■ Your objective
Retype each entry below, keeping every character the same.

■ Figure record extracts

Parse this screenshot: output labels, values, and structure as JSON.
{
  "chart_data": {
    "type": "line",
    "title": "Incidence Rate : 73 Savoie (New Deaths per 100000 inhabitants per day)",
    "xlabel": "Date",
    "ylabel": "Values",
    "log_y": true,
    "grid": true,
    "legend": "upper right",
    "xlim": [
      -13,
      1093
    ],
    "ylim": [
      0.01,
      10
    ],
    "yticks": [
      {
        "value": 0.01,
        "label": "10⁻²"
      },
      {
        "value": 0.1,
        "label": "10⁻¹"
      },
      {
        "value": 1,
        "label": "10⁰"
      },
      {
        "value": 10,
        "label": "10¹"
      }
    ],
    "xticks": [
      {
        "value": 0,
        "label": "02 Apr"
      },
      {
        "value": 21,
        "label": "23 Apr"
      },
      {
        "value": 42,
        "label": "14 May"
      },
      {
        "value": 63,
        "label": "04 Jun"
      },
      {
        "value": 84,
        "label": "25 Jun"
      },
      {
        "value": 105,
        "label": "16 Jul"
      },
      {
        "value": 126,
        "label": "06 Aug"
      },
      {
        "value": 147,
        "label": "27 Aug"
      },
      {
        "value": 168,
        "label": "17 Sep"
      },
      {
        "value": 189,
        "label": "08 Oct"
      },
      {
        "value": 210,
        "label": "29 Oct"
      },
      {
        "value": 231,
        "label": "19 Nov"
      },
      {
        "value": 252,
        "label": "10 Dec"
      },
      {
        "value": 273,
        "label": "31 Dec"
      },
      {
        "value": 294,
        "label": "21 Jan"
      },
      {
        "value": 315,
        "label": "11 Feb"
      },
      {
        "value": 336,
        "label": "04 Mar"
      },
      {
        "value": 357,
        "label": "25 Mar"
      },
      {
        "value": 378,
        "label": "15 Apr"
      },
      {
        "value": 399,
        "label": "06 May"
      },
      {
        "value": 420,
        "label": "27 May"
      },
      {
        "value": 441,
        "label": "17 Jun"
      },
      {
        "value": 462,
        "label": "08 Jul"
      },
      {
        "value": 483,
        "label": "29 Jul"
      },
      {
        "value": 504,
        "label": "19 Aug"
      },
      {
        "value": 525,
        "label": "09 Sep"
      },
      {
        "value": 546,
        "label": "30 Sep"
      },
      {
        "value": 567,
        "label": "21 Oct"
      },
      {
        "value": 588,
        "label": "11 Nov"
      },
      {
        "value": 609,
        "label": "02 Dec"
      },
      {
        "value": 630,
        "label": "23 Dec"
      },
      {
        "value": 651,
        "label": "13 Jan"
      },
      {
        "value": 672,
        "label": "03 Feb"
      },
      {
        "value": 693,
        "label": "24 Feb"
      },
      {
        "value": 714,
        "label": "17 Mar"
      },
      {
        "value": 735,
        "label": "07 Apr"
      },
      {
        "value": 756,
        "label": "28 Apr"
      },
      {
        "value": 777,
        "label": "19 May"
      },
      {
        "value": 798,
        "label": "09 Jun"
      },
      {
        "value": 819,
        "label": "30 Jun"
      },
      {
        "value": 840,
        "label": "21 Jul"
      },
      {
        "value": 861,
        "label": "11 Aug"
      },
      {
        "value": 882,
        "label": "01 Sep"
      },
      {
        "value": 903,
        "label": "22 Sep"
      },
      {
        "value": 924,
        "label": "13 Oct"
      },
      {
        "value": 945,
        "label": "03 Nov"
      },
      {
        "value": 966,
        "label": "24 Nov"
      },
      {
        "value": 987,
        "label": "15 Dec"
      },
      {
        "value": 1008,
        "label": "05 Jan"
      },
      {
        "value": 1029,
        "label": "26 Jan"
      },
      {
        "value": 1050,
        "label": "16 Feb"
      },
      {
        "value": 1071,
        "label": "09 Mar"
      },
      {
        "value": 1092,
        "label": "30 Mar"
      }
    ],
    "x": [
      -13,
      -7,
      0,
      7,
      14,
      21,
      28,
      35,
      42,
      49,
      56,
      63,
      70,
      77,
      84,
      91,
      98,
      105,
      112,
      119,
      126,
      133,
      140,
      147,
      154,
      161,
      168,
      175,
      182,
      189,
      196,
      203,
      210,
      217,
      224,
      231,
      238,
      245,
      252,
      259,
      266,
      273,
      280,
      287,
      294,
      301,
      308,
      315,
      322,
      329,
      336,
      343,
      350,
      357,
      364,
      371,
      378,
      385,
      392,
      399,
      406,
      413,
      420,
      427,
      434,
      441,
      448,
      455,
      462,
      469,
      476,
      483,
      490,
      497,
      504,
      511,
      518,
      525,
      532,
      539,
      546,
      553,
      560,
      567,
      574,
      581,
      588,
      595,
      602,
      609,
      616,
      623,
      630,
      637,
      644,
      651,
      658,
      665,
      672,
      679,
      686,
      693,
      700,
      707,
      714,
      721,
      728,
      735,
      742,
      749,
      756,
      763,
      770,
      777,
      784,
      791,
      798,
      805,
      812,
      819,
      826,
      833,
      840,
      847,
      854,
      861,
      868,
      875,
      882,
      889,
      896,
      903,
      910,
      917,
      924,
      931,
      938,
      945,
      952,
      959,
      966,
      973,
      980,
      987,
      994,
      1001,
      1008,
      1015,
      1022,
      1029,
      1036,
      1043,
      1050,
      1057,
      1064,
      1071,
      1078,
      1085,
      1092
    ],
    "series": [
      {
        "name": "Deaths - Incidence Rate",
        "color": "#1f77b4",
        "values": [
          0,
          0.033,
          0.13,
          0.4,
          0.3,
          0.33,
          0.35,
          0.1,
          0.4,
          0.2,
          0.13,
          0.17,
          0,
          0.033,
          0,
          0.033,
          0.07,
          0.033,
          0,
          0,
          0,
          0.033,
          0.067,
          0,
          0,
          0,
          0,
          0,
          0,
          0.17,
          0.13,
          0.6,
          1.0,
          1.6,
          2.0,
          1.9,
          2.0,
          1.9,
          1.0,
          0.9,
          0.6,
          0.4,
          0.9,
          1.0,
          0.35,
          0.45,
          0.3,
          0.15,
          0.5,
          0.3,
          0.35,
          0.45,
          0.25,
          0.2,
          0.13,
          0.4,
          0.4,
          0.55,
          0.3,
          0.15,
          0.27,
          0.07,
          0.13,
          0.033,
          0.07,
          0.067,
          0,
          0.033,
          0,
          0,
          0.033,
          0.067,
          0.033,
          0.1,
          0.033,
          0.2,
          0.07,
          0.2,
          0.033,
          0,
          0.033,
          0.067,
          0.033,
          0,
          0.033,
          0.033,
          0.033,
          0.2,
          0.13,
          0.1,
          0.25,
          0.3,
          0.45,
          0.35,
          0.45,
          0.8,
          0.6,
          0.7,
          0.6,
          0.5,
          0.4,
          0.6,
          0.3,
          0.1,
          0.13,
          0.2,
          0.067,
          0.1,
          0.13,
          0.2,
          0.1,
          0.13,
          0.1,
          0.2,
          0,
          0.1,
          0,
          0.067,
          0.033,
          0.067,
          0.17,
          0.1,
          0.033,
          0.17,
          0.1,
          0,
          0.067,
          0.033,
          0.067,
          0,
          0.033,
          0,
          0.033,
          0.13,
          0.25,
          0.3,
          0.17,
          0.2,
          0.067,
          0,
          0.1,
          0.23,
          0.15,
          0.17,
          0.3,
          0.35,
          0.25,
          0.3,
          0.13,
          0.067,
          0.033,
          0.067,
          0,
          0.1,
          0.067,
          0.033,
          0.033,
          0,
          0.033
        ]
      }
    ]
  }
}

■ Correct output
Parse this screenshot: output labels, values, and structure as JSON.
{
  "chart_data": {
    "type": "line",
    "title": "Incidence Rate : 73 Savoie (New Deaths per 100000 inhabitants per day)",
    "xlabel": "Date",
    "ylabel": "Values",
    "log_y": true,
    "grid": true,
    "legend": "upper right",
    "xlim": [
      -13,
      1093
    ],
    "ylim": [
      0.01,
      10
    ],
    "yticks": [
      {
        "value": 0.01,
        "label": "10⁻²"
      },
      {
        "value": 0.1,
        "label": "10⁻¹"
      },
      {
        "value": 1,
        "label": "10⁰"
      },
      {
        "value": 10,
        "label": "10¹"
      }
    ],
    "xticks": [
      {
        "value": 0,
        "label": "02 Apr"
      },
      {
        "value": 21,
        "label": "23 Apr"
      },
      {
        "value": 42,
        "label": "14 May"
      },
      {
        "value": 63,
        "label": "04 Jun"
      },
      {
        "value": 84,
        "label": "25 Jun"
      },
      {
        "value": 105,
        "label": "16 Jul"
      },
      {
        "value": 126,
        "label": "06 Aug"
      },
      {
        "value": 147,
        "label": "27 Aug"
      },
      {
        "value": 168,
        "label": "17 Sep"
      },
      {
        "value": 189,
        "label": "08 Oct"
      },
      {
        "value": 210,
        "label": "29 Oct"
      },
      {
        "value": 231,
        "label": "19 Nov"
      },
      {
        "value": 252,
        "label": "10 Dec"
      },
      {
        "value": 273,
        "label": "31 Dec"
      },
      {
        "value": 294,
        "label": "21 Jan"
      },
      {
        "value": 315,
        "label": "11 Feb"
      },
      {
        "value": 336,
        "label": "04 Mar"
      },
      {
        "value": 357,
        "label": "25 Mar"
      },
      {
        "value": 378,
        "label": "15 Apr"
      },
      {
        "value": 399,
        "label": "06 May"
      },
      {
        "value": 420,
        "label": "27 May"
      },
      {
        "value": 441,
        "label": "17 Jun"
      },
      {
        "value": 462,
        "label": "08 Jul"
      },
      {
        "value": 483,
        "label": "29 Jul"
      },
      {
        "value": 504,
        "label": "19 Aug"
      },
      {
        "value": 525,
        "label": "09 Sep"
      },
      {
        "value": 546,
        "label": "30 Sep"
      },
      {
        "value": 567,
        "label": "21 Oct"
      },
      {
        "value": 588,
        "label": "11 Nov"
      },
      {
        "value": 609,
        "label": "02 Dec"
      },
      {
        "value": 630,
        "label": "23 Dec"
      },
      {
        "value": 651,
        "label": "13 Jan"
      },
      {
        "value": 672,
        "label": "03 Feb"
      },
      {
        "value": 693,
        "label": "24 Feb"
      },
      {
        "value": 714,
        "label": "17 Mar"
      },
      {
        "value": 735,
        "label": "07 Apr"
      },
      {
        "value": 756,
        "label": "28 Apr"
      },
      {
        "value": 777,
        "label": "19 May"
      },
      {
        "value": 798,
        "label": "09 Jun"
      },
      {
        "value": 819,
        "label": "30 Jun"
      },
      {
        "value": 840,
        "label": "21 Jul"
      },
      {
        "value": 861,
        "label": "11 Aug"
      },
      {
        "value": 882,
        "label": "01 Sep"
      },
      {
        "value": 903,
        "label": "22 Sep"
      },
      {
        "value": 924,
        "label": "13 Oct"
      },
      {
        "value": 945,
        "label": "03 Nov"
      },
      {
        "value": 966,
        "label": "24 Nov"
      },
      {
        "value": 987,
        "label": "15 Dec"
      },
      {
        "value": 1008,
        "label": "05 Jan"
      },
      {
        "value": 1029,
        "label": "26 Jan"
      },
      {
        "value": 1050,
        "label": "16 Feb"
      },
      {
        "value": 1071,
        "label": "09 Mar"
      },
      {
        "value": 1092,
        "label": "30 Mar"
      }
    ],
    "x": [
      -13,
      -7,
      0,
      7,
      14,
      21,
      28,
      35,
      42,
      49,
      56,
      63,
      70,
      77,
      84,
      91,
      98,
      105,
      112,
      119,
      126,
      133,
      140,
      147,
      154,
      161,
      168,
      175,
      182,
      189,
      196,
      203,
      210,
      217,
      224,
      231,
      238,
      245,
      252,
      259,
      266,
      273,
      280,
      287,
      294,
      301,
      308,
      315,
      322,
      329,
      336,
      343,
      350,
      357,
      364,
      371,
      378,
      385,
      392,
      399,
      406,
      413,
      420,
      427,
      434,
      441,
      448,
      455,
      462,
      469,
      476,
      483,
      490,
      497,
      504,
      511,
      518,
      525,
      532,
      539,
      546,
      553,
      560,
      567,
      574,
      581,
      588,
      595,
      602,
      609,
      616,
      623,
      630,
      637,
      644,
      651,
      658,
      665,
      672,
      679,
      686,
      693,
      700,
      707,
      714,
      721,
      728,
      735,
      742,
      749,
      756,
      763,
      770,
      777,
      784,
      791,
      798,
      805,
      812,
      819,
      826,
      833,
      840,
      847,
      854,
      861,
      868,
      875,
      882,
      889,
      896,
      903,
      910,
      917,
      924,
      931,
      938,
      945,
      952,
      959,
      966,
      973,
      980,
      987,
      994,
      1001,
      1008,
      1015,
      1022,
      1029,
      1036,
      1043,
      1050,
      1057,
      1064,
      1071,
      1078,
      1085,
      1092
    ],
    "series": [
      {
        "name": "Deaths - Incidence Rate",
        "color": "#1f77b4",
        "values": [
          0,
          0.033,
          0.13,
          0.4,
          0.3,
          0.33,
          0.35,
          0.1,
          0.4,
          0.2,
          0.13,
          0.17,
          0,
          0.033,
          0,
          0.033,
          0.07,
          0.033,
          0,
          0,
          0,
          0.033,
          0.067,
          0,
          0,
          0,
          0,
          0,
          0,
          0.17,
          0.13,
          0.6,
          1.0,
          1.6,
          2.0,
          1.9,
          2.0,
          1.9,
          1.0,
          0.9,
          0.6,
          0.4,
          0.9,
          1.0,
          0.35,
          0.45,
          0.3,
          0.15,
          0.5,
          0.3,
          0.35,
          0.45,
          0.25,
          0.2,
          0.13,
          0.4,
          0.4,
          0.55,
          0.3,
          0.15,
          0.27,
          0.07,
          0.13,
          0.033,
          0.07,
          0.067,
          0,
          0.033,
          0,
          0,
          0.033,
          0.067,
          0.033,
          0.1,
          0.033,
          0.2,
          0.07,
          0.2,
          0.033,
          0,
          0.033,
          0.067,
          0.033,
          0,
          0.033,
          0.033,
          0.033,
          0.2,
          0.13,
          0.1,
          0.25,
          0.3,
          0.45,
          0.35,
          0.45,
          0.8,
          0.6,
          0.7,
          0.6,
          0.5,
          0.4,
          0.6,
          0.3,
          0.1,
          0.13,
          0.2,
          0.067,
          0.1,
          0.13,
          0.2,
          0.1,
          0.13,
          0.1,
          0.2,
          0,
          0.1,
          0,
          0.067,
          0.033,
          0.067,
          0.17,
          0.1,
          0.033,
          0.17,
          0.1,
          0,
          0.067,
          0.033,
          0.067,
          0,
          0.033,
          0,
          0.033,
          0.13,
          0.25,
          0.3,
          0.17,
          0.2,
          0.067,
          0,
          0.1,
          0.23,
          0.15,
          0.17,
          0.3,
          0.35,
          0.25,
          0.3,
          0.13,
          0.067,
          0.033,
          0.067,
          0,
          0.1,
          0.067,
          0.033,
          0.033,
          0,
          0.033
        ]
      }
    ]
  }
}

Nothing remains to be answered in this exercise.